§ **Request**
Copy out, from the entries below, each line holding the string "arreglo".

# Data supplied start

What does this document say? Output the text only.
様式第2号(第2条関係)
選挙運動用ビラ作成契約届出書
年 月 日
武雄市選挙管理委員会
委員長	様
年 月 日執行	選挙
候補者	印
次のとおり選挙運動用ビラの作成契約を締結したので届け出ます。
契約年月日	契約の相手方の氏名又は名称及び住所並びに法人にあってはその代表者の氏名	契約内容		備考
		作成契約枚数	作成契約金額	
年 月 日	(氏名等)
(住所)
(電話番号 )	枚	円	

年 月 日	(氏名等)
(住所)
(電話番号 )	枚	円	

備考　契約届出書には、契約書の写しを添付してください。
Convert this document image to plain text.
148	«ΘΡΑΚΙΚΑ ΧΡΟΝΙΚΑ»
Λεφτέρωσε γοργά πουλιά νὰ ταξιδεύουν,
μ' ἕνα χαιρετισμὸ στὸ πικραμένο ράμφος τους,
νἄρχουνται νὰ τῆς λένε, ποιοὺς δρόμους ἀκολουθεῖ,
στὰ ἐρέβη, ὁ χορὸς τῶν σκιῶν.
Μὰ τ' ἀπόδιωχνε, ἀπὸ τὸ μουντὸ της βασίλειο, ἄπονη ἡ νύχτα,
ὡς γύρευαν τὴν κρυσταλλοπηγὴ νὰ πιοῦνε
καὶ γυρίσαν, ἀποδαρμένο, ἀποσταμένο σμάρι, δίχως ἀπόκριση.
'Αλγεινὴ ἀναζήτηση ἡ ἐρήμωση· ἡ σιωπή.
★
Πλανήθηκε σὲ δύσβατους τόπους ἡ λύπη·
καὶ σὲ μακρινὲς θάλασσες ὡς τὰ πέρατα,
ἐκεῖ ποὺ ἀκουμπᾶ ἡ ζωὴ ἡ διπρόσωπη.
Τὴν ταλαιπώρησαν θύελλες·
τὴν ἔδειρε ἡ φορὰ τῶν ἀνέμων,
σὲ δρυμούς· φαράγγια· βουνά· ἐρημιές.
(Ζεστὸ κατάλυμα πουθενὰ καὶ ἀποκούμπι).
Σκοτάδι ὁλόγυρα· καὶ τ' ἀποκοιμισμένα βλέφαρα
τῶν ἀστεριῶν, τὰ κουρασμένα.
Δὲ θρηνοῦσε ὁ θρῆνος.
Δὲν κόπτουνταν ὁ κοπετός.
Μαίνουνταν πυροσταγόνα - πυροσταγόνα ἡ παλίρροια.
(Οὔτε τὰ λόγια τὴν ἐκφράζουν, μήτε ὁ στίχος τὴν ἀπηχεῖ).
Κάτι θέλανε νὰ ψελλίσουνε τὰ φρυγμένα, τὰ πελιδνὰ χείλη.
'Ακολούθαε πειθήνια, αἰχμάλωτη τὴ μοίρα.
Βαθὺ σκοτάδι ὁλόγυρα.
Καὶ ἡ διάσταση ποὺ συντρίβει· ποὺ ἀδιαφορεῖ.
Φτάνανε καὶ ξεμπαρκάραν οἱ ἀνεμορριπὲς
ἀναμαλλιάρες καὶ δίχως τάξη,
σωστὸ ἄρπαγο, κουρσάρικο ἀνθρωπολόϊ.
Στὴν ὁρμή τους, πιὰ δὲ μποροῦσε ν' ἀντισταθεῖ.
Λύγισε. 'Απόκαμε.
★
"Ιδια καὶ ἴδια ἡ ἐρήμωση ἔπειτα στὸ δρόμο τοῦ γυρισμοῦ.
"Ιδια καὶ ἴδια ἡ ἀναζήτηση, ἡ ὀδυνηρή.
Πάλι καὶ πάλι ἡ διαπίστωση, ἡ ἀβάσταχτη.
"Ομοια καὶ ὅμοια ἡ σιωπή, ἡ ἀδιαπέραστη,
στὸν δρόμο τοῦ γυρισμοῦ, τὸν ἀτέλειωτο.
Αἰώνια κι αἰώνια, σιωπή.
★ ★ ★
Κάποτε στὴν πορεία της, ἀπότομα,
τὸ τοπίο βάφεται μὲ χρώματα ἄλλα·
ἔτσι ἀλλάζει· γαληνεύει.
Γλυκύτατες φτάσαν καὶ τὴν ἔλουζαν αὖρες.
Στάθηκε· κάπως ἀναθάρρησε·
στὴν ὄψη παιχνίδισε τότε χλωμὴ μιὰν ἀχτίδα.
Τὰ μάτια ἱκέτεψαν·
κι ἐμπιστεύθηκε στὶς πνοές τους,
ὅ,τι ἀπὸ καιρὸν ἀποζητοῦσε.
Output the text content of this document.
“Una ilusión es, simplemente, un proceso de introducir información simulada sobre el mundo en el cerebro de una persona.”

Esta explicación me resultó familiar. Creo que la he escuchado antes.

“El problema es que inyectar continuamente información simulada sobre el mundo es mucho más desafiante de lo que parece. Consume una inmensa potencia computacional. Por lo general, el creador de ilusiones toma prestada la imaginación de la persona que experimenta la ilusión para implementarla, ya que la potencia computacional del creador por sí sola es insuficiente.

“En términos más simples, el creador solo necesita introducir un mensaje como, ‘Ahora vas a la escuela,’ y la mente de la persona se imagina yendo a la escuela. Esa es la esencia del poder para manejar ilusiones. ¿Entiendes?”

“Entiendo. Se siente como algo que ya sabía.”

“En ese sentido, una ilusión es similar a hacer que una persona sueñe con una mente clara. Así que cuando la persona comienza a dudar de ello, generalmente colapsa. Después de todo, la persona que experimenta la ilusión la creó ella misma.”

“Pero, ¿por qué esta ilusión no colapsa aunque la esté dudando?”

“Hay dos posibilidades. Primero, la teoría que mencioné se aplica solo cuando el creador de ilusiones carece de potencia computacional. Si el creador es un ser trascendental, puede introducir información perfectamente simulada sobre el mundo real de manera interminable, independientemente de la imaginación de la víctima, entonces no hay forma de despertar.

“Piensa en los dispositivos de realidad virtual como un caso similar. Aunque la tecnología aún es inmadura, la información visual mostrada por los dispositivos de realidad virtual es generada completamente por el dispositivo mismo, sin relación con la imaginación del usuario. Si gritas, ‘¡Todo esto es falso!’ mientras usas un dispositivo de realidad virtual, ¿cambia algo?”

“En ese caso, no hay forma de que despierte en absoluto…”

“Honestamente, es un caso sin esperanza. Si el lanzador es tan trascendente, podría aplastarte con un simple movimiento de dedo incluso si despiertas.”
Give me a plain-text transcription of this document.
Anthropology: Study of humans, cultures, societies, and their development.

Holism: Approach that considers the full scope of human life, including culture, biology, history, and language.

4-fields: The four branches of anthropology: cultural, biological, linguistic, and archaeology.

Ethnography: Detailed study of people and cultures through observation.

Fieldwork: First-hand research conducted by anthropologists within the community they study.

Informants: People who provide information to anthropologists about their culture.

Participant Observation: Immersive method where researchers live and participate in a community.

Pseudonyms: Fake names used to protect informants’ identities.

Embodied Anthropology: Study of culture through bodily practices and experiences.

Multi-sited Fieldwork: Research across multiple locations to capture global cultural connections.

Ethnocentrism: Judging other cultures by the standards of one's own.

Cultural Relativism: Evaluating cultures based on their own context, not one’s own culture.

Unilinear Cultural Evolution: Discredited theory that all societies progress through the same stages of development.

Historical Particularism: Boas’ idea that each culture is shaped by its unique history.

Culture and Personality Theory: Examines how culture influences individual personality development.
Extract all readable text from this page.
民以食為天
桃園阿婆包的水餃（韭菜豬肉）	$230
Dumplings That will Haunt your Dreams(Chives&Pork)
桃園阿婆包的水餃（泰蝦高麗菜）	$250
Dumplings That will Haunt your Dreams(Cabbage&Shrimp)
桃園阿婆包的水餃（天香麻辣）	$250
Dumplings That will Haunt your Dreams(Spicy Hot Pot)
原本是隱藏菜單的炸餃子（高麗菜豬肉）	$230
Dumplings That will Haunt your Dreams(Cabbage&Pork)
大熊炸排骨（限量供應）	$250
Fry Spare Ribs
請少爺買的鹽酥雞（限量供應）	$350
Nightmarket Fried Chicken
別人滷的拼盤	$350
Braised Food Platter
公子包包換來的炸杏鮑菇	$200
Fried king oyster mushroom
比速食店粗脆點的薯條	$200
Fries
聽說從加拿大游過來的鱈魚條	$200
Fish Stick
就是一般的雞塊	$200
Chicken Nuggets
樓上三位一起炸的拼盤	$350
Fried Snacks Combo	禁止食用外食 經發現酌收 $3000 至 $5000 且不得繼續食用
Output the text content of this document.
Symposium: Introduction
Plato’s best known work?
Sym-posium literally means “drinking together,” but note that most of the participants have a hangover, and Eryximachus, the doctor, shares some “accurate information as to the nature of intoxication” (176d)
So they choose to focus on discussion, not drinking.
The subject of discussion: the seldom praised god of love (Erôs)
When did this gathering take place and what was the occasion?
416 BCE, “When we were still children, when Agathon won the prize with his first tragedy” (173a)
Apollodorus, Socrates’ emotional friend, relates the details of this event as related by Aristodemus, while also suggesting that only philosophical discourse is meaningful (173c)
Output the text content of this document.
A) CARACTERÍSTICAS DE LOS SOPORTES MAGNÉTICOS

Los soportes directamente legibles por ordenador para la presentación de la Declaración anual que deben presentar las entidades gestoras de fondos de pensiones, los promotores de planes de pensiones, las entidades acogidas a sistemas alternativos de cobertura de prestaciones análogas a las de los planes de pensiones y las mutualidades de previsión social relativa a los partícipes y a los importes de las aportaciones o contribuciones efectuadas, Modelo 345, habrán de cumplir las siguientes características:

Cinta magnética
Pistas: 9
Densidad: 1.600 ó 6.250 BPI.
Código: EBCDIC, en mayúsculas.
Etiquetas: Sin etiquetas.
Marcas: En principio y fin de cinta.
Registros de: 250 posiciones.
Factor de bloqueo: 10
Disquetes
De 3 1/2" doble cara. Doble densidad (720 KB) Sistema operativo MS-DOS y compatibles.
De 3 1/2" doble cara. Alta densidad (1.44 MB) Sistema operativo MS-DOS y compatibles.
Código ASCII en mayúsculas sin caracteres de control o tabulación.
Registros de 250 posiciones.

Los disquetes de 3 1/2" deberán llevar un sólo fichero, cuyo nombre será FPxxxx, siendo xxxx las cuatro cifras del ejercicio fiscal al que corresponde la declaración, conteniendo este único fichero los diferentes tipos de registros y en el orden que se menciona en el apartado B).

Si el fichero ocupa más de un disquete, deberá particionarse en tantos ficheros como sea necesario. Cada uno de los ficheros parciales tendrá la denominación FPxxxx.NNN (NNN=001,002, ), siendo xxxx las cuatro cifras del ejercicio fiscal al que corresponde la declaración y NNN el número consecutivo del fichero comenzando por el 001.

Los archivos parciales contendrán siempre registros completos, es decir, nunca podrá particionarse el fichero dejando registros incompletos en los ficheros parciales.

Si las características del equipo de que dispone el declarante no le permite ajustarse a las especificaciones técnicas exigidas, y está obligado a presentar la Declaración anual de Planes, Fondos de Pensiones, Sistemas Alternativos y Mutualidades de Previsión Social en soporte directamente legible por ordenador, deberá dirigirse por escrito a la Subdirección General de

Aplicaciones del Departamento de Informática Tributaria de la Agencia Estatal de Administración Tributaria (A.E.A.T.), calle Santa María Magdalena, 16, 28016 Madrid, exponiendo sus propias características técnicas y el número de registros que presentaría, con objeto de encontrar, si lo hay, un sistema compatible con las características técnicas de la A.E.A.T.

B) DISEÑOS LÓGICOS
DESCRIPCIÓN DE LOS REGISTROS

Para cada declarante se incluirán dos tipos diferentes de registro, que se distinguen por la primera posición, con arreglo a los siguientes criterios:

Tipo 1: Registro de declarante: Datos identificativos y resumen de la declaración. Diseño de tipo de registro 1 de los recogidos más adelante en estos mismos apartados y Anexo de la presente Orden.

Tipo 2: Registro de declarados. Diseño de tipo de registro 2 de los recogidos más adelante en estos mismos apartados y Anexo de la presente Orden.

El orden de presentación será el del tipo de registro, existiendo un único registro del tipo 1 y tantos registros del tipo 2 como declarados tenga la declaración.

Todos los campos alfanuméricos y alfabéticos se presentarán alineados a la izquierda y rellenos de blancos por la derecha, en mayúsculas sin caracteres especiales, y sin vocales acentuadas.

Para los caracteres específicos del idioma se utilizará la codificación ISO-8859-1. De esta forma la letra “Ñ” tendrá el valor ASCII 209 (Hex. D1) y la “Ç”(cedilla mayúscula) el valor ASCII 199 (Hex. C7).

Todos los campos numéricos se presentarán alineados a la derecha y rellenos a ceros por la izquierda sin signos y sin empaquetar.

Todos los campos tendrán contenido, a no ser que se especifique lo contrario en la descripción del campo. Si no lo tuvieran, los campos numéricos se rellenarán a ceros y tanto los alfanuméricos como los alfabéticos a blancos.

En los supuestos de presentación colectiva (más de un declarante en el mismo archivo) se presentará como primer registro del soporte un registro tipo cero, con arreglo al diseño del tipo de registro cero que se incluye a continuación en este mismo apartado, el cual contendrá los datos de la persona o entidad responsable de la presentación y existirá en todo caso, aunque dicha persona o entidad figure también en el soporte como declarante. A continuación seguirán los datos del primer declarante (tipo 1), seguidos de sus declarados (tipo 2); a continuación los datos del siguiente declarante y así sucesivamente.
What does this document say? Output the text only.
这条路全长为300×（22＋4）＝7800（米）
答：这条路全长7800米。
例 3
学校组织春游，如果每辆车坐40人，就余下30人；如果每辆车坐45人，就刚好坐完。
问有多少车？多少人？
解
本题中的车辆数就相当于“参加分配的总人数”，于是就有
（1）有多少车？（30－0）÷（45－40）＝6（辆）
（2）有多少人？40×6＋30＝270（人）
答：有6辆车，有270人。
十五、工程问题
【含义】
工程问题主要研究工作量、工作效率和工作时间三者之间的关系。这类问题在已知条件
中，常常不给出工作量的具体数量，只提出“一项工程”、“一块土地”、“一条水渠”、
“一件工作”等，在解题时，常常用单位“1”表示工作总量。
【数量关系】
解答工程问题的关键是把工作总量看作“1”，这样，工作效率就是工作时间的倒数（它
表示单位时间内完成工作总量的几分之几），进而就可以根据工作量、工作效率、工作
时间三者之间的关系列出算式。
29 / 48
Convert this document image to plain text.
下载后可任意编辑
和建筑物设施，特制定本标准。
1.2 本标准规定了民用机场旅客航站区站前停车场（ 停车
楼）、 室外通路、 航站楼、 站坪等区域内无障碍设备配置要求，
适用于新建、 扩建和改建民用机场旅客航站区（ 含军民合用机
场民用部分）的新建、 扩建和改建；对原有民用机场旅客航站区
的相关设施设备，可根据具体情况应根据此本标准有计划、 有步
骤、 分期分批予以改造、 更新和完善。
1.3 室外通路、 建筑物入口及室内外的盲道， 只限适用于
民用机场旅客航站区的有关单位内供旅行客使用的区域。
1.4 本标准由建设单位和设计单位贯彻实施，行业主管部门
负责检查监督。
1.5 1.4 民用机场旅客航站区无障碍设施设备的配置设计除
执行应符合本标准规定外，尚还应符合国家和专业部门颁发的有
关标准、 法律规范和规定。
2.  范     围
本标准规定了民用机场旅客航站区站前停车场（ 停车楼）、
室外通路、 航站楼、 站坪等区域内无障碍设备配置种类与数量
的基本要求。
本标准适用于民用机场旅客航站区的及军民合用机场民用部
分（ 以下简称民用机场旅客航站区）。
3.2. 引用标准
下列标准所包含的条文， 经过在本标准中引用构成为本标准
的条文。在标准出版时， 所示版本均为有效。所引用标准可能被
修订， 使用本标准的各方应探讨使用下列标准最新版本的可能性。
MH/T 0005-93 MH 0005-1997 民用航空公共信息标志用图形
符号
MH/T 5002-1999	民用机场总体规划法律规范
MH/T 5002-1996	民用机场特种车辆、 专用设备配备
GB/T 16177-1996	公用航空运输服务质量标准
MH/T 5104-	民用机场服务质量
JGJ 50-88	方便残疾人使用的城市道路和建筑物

# Data supplied end

§ **Correct answer**
Para cada declarante se incluirán dos tipos diferentes de registro, que se distinguen por la primera posición, con arreglo a los siguientes criterios:
En los supuestos de presentación colectiva (más de un declarante en el mismo archivo) se presentará como primer registro del soporte un registro tipo cero, con arreglo al diseño del tipo de registro cero que se incluye a continuación en este mismo apartado, el cual contendrá los datos de la persona o entidad responsable de la presentación y existirá en todo caso, aunque dicha persona o entidad figure también en el soporte como declarante. A continuación seguirán los datos del primer declarante (tipo 1), seguidos de sus declarados (tipo 2); a continuación los datos del siguiente declarante y así sucesivamente.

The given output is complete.